O cereal era colocado na peneira e a pessoa agitava em movimentos de vai e vem, para cima e para baixo, jogava o conteúdo para o alto e com isso as munhas eram levadas pelo vento, ficando apenas o cereal no fundo do instrumento.
Observei atentamente a peneira e a achei forte o bastante para capturar o danado do negrinho folclórico e colocá-lo dentro de uma garrafa escura, adrede preparada com rolha de sabugo, conforme as exigências ouvidas dos mais velhos.
Fiquei na expectativa até quando ouvi minha mãe chamando para o almoço. Amoitei meus apetrechos para que ninguém os encontrasse e, contrariado, fui para casa, onde praticamente engoli a comida e parti, célere, para meu ponto de observação.

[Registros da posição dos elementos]

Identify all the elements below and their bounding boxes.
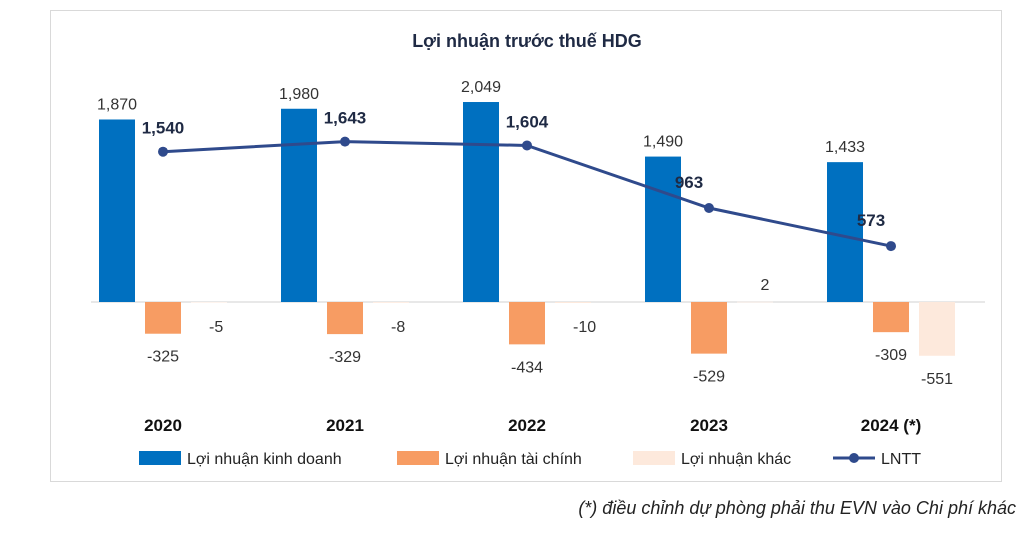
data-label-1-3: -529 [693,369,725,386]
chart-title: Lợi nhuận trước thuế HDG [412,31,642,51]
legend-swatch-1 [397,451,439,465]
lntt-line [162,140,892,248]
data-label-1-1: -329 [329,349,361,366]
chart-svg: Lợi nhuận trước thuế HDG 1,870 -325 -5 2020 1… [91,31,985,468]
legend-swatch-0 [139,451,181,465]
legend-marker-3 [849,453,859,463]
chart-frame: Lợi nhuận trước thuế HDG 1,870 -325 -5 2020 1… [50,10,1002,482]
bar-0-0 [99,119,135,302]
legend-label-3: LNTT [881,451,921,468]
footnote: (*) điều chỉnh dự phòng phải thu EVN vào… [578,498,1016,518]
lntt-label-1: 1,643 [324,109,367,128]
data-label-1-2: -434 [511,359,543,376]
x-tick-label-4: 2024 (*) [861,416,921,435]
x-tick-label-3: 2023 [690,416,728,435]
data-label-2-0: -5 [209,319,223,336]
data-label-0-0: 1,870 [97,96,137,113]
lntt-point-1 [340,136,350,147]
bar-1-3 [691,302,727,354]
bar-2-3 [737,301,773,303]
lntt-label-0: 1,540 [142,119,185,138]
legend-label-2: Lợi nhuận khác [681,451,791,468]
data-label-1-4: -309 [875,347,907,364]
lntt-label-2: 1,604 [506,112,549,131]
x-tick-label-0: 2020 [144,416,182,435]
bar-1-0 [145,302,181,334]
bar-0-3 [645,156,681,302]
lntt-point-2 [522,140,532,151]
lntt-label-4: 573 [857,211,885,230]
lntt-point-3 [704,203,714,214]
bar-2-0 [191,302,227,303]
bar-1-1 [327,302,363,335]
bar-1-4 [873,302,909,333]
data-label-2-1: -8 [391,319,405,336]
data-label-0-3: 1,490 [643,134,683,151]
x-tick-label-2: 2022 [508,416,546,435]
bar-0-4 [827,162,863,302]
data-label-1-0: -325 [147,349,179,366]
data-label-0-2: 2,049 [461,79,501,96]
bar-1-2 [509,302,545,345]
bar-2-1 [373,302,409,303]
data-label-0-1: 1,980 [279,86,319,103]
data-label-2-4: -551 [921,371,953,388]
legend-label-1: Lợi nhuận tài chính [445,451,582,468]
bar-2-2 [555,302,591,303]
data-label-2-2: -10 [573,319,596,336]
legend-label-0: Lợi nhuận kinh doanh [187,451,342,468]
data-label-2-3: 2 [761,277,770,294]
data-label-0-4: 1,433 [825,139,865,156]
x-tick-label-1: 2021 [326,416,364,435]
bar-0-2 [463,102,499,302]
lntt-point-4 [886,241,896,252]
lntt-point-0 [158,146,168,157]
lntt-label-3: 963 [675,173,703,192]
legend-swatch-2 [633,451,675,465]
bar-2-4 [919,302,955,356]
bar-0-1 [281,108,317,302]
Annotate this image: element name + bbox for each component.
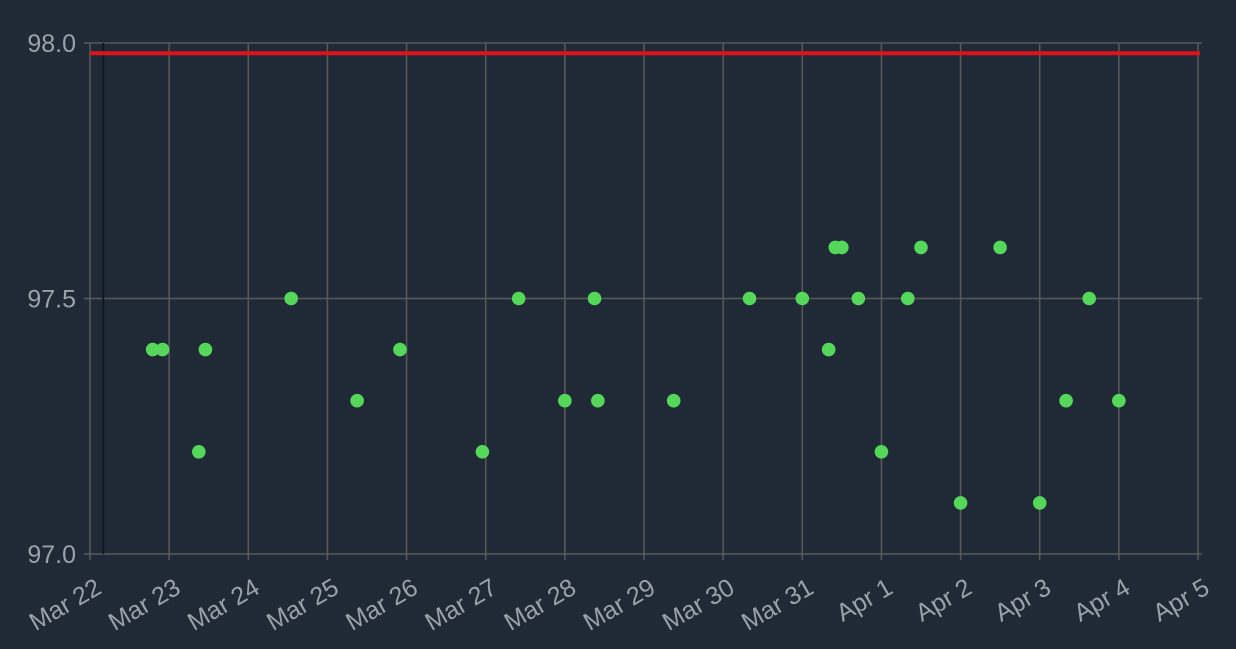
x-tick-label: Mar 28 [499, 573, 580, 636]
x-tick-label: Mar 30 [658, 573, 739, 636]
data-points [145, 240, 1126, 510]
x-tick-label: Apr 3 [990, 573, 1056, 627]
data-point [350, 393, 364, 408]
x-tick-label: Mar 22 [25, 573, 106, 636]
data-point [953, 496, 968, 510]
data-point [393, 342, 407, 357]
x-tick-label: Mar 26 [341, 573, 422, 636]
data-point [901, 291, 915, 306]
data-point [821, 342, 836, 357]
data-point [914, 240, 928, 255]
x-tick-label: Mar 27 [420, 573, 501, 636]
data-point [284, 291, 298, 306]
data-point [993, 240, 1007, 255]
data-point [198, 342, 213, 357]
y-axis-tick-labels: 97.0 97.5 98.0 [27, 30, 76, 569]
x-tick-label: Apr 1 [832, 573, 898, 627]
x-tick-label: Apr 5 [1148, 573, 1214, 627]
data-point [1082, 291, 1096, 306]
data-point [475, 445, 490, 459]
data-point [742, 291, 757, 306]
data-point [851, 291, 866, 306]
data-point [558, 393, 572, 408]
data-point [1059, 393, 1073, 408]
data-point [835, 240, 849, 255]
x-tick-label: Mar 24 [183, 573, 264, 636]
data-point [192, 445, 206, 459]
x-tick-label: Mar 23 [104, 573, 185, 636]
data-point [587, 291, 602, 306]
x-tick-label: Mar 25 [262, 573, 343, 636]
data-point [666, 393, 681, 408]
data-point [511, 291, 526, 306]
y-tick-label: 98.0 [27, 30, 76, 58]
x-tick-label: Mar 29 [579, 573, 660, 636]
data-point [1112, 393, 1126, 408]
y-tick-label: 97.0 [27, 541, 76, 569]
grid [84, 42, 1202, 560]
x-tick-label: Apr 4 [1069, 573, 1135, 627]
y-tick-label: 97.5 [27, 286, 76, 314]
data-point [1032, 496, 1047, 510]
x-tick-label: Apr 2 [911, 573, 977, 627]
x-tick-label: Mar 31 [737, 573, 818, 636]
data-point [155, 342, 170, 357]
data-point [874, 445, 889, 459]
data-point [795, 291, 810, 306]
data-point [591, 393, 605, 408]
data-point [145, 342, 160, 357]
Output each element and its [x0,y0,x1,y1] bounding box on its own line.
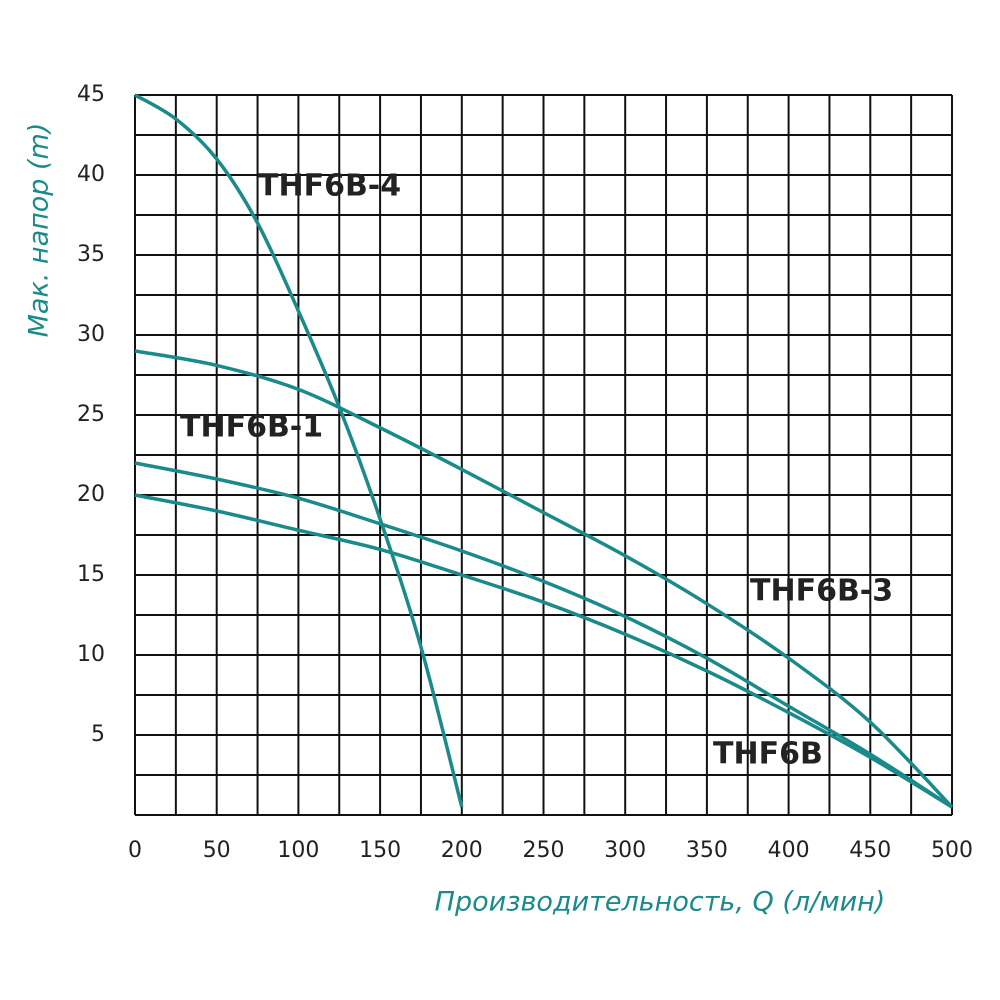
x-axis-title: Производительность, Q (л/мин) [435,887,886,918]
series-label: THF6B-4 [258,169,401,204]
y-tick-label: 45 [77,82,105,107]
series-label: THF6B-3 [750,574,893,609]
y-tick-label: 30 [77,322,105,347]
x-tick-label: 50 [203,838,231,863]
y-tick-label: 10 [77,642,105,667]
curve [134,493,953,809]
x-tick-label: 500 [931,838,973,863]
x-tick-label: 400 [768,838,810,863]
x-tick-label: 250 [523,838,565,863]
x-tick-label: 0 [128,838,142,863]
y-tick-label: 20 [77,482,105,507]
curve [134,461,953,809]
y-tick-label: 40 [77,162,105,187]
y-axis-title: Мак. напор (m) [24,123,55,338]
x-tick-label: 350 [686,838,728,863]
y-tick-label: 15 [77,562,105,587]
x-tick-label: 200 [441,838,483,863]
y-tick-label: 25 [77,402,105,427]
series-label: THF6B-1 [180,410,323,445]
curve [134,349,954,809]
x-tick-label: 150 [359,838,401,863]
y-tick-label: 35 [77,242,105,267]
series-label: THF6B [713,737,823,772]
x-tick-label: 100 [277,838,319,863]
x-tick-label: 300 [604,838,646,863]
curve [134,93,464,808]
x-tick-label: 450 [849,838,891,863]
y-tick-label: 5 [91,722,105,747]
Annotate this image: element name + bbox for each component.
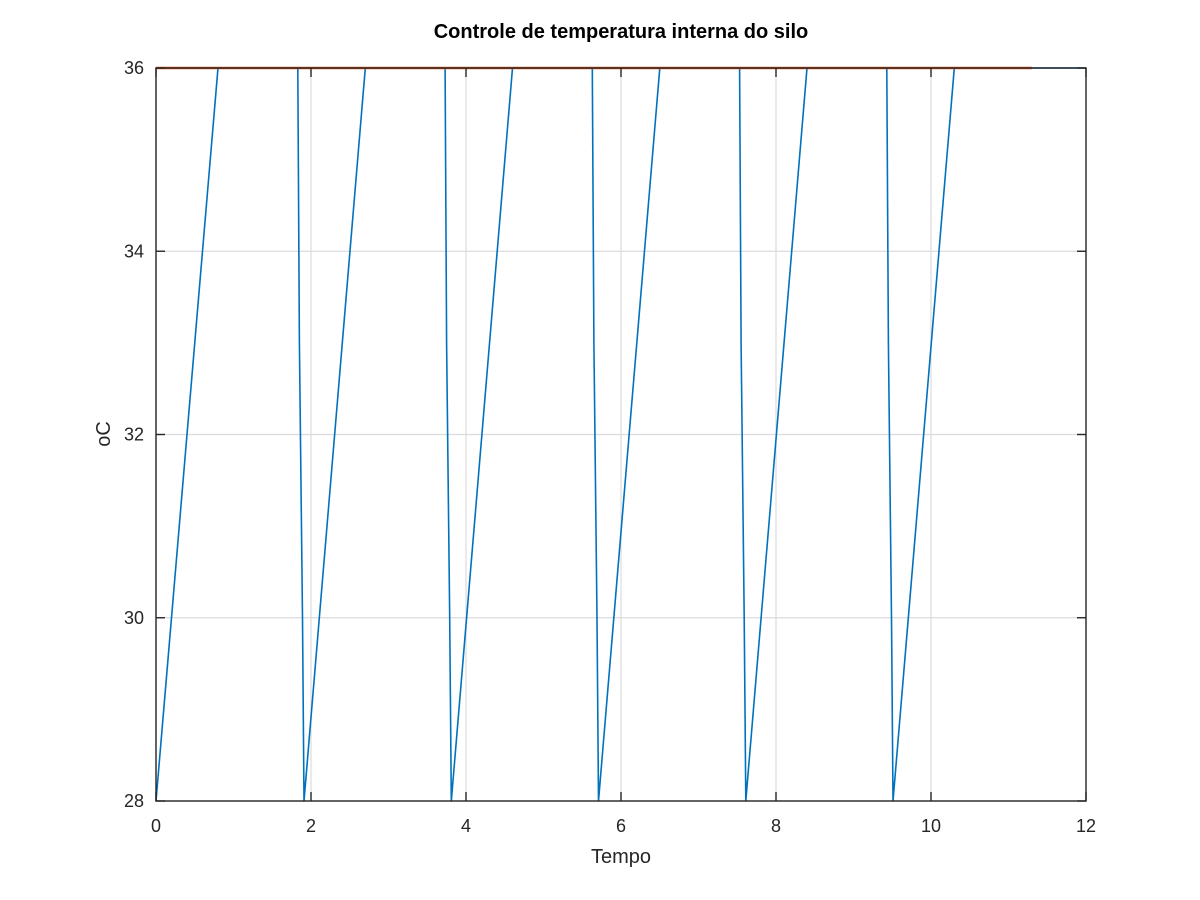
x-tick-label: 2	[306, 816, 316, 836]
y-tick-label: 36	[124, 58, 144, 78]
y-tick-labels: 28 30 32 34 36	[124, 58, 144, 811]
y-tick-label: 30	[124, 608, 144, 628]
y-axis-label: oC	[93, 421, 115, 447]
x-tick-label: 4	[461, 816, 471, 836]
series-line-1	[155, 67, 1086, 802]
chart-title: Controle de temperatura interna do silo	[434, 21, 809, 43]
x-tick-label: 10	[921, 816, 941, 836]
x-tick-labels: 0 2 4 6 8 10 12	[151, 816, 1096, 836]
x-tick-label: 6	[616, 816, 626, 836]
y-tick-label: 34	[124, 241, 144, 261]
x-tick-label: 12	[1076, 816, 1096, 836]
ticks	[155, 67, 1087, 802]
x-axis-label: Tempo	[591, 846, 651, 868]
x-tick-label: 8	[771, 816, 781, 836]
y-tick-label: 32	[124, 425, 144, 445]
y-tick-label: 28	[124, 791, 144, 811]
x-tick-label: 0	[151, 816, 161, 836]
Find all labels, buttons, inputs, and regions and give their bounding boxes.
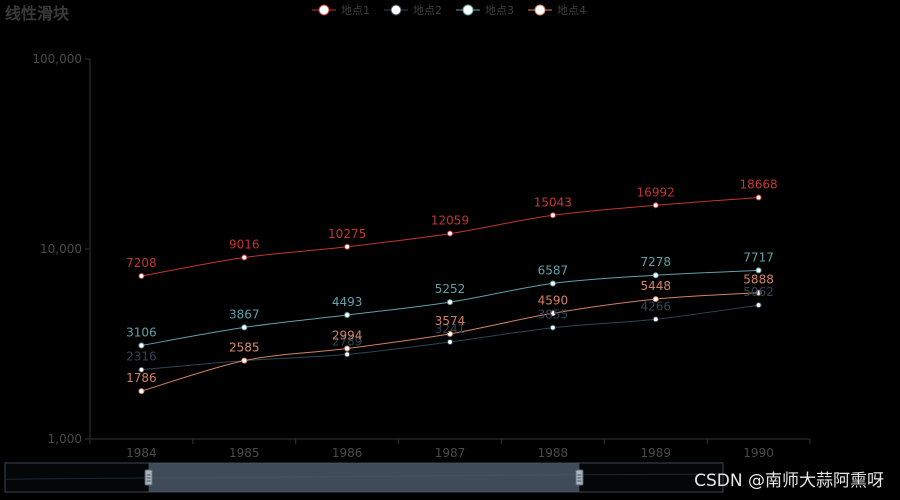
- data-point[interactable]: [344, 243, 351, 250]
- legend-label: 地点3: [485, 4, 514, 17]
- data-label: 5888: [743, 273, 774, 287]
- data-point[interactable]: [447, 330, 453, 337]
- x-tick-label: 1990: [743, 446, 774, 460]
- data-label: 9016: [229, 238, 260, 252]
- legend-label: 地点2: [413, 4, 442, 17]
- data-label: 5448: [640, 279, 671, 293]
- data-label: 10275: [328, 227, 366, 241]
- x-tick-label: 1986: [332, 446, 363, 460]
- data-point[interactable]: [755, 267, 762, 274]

Requisito:
No texto sobre a peneira, de que era feita a rolha da garrafa escura? Baseie-se apenas no texto.

Em resposta:
De sabugo.